(Stored data entries)

* * * * *

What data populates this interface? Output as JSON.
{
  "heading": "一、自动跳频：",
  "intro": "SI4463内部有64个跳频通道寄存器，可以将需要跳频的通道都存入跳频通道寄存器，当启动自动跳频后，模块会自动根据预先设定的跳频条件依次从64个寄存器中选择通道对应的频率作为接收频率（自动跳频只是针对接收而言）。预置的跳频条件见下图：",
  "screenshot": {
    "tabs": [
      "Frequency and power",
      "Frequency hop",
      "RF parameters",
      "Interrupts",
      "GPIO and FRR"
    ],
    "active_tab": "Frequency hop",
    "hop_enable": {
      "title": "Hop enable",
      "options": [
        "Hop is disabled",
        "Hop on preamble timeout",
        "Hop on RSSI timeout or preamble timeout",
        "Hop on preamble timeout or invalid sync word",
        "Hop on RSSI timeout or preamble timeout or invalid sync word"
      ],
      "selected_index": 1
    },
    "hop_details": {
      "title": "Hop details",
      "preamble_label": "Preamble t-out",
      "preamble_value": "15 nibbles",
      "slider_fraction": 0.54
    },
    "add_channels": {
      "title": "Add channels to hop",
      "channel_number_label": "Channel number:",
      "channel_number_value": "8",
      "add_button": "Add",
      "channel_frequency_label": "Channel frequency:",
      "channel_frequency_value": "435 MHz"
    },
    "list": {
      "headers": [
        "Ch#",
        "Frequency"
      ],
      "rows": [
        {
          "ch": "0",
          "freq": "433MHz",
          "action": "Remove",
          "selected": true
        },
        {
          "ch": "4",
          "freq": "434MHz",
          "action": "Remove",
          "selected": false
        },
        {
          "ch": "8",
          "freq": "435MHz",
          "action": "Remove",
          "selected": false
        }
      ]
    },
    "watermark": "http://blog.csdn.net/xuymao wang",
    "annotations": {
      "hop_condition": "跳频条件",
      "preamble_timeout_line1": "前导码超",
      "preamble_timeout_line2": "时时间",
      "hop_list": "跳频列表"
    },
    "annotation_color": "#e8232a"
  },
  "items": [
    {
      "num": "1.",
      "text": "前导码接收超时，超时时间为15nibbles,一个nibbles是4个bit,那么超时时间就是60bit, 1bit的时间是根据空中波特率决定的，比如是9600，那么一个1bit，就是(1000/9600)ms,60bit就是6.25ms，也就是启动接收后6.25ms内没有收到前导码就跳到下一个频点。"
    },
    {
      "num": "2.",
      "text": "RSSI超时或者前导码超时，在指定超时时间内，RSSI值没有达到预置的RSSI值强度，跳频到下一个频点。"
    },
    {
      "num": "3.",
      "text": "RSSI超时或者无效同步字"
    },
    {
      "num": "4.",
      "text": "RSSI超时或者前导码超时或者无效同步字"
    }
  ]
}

* * * * *

Repeat the records exactly, including every line.

ANSWER FOR THE TASK
What data populates this interface? Output as JSON.
{
  "heading": "一、自动跳频：",
  "intro": "SI4463内部有64个跳频通道寄存器，可以将需要跳频的通道都存入跳频通道寄存器，当启动自动跳频后，模块会自动根据预先设定的跳频条件依次从64个寄存器中选择通道对应的频率作为接收频率（自动跳频只是针对接收而言）。预置的跳频条件见下图：",
  "screenshot": {
    "tabs": [
      "Frequency and power",
      "Frequency hop",
      "RF parameters",
      "Interrupts",
      "GPIO and FRR"
    ],
    "active_tab": "Frequency hop",
    "hop_enable": {
      "title": "Hop enable",
      "options": [
        "Hop is disabled",
        "Hop on preamble timeout",
        "Hop on RSSI timeout or preamble timeout",
        "Hop on preamble timeout or invalid sync word",
        "Hop on RSSI timeout or preamble timeout or invalid sync word"
      ],
      "selected_index": 1
    },
    "hop_details": {
      "title": "Hop details",
      "preamble_label": "Preamble t-out",
      "preamble_value": "15 nibbles",
      "slider_fraction": 0.54
    },
    "add_channels": {
      "title": "Add channels to hop",
      "channel_number_label": "Channel number:",
      "channel_number_value": "8",
      "add_button": "Add",
      "channel_frequency_label": "Channel frequency:",
      "channel_frequency_value": "435 MHz"
    },
    "list": {
      "headers": [
        "Ch#",
        "Frequency"
      ],
      "rows": [
        {
          "ch": "0",
          "freq": "433MHz",
          "action": "Remove",
          "selected": true
        },
        {
          "ch": "4",
          "freq": "434MHz",
          "action": "Remove",
          "selected": false
        },
        {
          "ch": "8",
          "freq": "435MHz",
          "action": "Remove",
          "selected": false
        }
      ]
    },
    "watermark": "http://blog.csdn.net/xuymao wang",
    "annotations": {
      "hop_condition": "跳频条件",
      "preamble_timeout_line1": "前导码超",
      "preamble_timeout_line2": "时时间",
      "hop_list": "跳频列表"
    },
    "annotation_color": "#e8232a"
  },
  "items": [
    {
      "num": "1.",
      "text": "前导码接收超时，超时时间为15nibbles,一个nibbles是4个bit,那么超时时间就是60bit, 1bit的时间是根据空中波特率决定的，比如是9600，那么一个1bit，就是(1000/9600)ms,60bit就是6.25ms，也就是启动接收后6.25ms内没有收到前导码就跳到下一个频点。"
    },
    {
      "num": "2.",
      "text": "RSSI超时或者前导码超时，在指定超时时间内，RSSI值没有达到预置的RSSI值强度，跳频到下一个频点。"
    },
    {
      "num": "3.",
      "text": "RSSI超时或者无效同步字"
    },
    {
      "num": "4.",
      "text": "RSSI超时或者前导码超时或者无效同步字"
    }
  ]
}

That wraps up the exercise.